**DATASET RECORDS**
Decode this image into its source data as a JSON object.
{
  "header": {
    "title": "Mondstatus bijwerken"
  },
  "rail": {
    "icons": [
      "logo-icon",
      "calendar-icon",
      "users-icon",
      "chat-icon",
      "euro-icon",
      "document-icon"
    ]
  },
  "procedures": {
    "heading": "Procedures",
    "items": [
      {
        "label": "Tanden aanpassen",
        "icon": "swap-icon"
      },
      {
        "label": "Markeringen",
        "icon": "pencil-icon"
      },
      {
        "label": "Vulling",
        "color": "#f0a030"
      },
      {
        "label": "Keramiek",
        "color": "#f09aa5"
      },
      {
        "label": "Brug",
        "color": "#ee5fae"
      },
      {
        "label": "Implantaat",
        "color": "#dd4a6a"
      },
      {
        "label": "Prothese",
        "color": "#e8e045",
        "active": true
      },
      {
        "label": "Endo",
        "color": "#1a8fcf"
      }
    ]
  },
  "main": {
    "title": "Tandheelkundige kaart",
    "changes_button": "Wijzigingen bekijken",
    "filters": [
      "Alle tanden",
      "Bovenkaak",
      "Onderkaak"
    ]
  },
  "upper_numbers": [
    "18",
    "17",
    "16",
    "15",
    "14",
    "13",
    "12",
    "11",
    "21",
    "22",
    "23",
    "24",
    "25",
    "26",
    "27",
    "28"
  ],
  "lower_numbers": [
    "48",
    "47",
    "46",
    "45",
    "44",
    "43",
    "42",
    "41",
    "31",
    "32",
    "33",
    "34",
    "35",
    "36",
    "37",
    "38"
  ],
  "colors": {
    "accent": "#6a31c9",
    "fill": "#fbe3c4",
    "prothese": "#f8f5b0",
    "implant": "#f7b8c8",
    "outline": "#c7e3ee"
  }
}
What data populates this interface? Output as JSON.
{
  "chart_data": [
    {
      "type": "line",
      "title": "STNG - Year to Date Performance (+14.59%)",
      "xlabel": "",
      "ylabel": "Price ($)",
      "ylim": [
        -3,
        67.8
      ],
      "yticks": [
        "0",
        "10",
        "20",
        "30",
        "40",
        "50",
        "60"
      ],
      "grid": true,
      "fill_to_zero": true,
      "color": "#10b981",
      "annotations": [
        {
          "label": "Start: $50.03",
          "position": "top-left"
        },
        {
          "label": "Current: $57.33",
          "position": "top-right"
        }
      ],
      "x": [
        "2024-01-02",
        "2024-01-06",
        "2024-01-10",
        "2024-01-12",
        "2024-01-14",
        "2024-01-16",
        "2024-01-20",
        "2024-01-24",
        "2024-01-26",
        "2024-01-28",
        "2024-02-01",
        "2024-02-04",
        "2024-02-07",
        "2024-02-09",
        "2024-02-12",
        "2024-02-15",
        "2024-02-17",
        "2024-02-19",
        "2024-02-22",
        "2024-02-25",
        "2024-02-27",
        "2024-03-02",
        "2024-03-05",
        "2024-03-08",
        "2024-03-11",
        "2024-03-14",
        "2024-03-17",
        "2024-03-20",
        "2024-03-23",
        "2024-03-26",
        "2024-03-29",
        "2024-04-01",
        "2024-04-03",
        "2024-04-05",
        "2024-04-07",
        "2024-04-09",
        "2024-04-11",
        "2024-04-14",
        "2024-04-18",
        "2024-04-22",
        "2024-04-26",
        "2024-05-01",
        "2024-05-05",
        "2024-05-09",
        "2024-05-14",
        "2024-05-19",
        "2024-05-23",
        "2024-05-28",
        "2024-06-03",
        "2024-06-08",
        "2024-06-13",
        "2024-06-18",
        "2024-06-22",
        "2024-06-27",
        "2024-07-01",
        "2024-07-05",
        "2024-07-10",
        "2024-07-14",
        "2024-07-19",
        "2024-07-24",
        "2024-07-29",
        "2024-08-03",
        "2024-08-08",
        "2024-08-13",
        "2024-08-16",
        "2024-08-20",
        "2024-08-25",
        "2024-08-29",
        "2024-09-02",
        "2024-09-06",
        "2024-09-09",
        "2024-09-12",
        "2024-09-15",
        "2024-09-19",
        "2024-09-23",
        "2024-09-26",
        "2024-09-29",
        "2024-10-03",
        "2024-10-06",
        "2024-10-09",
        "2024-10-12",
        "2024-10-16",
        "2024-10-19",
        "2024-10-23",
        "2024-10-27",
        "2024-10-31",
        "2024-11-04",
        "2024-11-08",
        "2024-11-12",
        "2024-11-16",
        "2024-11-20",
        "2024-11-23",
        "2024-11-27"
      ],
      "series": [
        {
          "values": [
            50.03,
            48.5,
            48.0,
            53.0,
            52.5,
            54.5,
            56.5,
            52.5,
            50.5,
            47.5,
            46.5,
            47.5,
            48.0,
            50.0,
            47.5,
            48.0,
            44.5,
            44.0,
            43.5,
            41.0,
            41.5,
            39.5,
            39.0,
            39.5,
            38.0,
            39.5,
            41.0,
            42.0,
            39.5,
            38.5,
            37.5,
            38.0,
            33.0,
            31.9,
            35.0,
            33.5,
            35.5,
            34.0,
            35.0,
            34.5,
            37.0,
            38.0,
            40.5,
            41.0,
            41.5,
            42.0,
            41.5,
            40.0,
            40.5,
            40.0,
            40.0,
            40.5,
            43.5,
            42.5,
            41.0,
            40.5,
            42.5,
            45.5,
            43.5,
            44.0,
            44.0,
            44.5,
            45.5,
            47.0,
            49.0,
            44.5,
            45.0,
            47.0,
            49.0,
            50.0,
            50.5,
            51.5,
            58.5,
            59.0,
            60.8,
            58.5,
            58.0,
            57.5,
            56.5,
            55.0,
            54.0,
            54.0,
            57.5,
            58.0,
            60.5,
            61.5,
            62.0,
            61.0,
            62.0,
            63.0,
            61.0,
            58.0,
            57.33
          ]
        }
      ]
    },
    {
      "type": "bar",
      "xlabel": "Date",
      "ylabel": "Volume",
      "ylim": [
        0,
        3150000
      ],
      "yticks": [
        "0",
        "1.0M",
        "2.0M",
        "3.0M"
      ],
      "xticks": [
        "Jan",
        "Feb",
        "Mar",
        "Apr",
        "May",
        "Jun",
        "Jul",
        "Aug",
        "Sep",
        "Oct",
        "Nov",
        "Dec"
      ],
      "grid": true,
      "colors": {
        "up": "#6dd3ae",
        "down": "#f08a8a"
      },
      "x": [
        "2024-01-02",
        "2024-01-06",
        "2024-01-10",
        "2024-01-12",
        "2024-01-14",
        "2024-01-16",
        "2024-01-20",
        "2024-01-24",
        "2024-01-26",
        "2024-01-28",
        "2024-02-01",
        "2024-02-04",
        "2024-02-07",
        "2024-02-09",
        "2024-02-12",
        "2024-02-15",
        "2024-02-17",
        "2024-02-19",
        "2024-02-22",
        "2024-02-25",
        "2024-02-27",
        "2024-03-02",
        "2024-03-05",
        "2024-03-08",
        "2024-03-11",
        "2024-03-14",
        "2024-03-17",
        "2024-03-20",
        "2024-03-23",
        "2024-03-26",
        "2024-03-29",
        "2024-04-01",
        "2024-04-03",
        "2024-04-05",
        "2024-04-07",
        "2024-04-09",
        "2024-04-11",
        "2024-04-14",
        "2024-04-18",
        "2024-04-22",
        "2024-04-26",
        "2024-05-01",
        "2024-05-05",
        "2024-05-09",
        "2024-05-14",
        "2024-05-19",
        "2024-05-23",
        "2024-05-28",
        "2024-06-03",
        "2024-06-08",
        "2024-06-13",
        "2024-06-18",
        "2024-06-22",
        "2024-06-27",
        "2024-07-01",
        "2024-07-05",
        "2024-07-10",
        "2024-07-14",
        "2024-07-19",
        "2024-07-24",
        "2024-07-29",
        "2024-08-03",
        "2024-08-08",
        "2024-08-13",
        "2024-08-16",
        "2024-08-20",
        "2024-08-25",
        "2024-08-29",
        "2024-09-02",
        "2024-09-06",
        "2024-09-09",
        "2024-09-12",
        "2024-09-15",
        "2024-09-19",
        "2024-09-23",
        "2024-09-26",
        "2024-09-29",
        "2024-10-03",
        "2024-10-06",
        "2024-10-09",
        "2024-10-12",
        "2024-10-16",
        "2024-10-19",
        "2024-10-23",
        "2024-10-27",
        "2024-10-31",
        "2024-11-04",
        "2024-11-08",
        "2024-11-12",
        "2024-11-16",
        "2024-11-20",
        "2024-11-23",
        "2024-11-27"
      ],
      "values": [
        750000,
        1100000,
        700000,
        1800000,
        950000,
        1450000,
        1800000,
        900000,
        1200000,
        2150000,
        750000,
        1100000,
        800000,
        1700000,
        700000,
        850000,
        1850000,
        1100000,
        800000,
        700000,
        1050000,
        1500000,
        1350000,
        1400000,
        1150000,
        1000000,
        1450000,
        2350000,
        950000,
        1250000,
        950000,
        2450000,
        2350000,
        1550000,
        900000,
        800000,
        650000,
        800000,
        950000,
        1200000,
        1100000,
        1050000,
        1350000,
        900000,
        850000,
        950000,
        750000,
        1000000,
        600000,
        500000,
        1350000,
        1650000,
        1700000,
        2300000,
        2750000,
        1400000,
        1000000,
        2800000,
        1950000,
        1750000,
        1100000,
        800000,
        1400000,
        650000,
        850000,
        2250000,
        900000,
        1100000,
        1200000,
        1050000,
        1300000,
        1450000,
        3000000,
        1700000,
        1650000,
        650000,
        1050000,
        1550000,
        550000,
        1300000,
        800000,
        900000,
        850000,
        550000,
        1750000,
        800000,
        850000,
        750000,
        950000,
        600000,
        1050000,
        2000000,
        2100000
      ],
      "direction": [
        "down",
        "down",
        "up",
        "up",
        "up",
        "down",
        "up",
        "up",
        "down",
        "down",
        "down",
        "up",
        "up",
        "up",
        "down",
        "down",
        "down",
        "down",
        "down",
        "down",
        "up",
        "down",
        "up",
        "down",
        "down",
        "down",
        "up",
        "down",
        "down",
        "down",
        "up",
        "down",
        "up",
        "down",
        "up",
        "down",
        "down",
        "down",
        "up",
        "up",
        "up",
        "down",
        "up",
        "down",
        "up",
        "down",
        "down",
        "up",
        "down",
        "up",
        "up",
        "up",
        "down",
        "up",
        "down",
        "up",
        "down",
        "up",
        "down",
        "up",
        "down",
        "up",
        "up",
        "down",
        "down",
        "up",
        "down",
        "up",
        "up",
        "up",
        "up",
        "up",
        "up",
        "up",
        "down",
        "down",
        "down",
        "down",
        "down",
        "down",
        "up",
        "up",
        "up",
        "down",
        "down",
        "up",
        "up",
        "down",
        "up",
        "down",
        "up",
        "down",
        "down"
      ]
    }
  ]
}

**PROBLEM STATEMENT**
Extract each line from the listing that holds the word "title".

**FINISHED ANSWER**
    "title": "Mondstatus bijwerken"
    "title": "Tandheelkundige kaart",
      "title": "STNG - Year to Date Performance (+14.59%)",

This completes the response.